** Exercise task **
Repeat exactly, and only, the lines from the line containing "Output a JSON" through the last line of the records below, including both.

%%

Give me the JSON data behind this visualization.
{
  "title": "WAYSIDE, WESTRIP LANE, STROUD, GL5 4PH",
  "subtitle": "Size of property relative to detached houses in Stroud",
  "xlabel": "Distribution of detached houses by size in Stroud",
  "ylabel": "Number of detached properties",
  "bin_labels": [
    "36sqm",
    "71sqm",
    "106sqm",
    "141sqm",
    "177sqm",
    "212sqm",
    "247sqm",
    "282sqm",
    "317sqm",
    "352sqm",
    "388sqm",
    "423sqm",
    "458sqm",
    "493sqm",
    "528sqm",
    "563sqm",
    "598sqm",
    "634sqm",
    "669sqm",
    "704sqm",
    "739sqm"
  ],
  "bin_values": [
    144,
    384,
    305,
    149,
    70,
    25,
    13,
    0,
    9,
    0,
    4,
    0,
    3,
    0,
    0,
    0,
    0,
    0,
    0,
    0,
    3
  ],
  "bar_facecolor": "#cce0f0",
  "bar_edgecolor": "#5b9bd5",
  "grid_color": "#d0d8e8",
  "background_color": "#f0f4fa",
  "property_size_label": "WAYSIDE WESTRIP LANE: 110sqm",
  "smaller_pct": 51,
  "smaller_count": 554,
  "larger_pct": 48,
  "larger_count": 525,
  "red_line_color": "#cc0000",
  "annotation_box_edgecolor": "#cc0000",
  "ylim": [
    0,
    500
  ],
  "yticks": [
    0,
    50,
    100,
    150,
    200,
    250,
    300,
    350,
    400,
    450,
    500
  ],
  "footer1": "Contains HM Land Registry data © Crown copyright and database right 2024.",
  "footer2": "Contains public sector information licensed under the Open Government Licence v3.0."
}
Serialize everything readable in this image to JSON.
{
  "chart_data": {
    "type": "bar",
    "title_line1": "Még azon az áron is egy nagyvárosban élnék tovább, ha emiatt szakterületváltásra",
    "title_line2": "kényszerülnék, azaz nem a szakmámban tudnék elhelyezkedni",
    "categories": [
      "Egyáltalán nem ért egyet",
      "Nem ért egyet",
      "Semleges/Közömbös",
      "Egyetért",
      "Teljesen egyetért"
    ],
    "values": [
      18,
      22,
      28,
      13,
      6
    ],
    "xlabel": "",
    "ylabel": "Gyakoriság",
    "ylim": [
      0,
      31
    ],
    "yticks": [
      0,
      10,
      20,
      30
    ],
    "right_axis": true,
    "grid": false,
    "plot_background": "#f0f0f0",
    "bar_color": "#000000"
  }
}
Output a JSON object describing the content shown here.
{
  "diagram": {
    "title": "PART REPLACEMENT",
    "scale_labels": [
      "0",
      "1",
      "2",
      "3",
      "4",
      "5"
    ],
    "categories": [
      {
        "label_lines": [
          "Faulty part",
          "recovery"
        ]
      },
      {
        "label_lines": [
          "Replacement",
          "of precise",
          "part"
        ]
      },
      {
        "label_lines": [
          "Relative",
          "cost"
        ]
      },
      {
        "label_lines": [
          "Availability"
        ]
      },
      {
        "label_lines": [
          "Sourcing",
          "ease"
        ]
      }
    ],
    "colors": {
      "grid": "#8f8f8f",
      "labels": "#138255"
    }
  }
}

%%

** Written response **
Output a JSON object describing the content shown here.
{
  "diagram": {
    "title": "PART REPLACEMENT",
    "scale_labels": [
      "0",
      "1",
      "2",
      "3",
      "4",
      "5"
    ],
    "categories": [
      {
        "label_lines": [
          "Faulty part",
          "recovery"
        ]
      },
      {
        "label_lines": [
          "Replacement",
          "of precise",
          "part"
        ]
      },
      {
        "label_lines": [
          "Relative",
          "cost"
        ]
      },
      {
        "label_lines": [
          "Availability"
        ]
      },
      {
        "label_lines": [
          "Sourcing",
          "ease"
        ]
      }
    ],
    "colors": {
      "grid": "#8f8f8f",
      "labels": "#138255"
    }
  }
}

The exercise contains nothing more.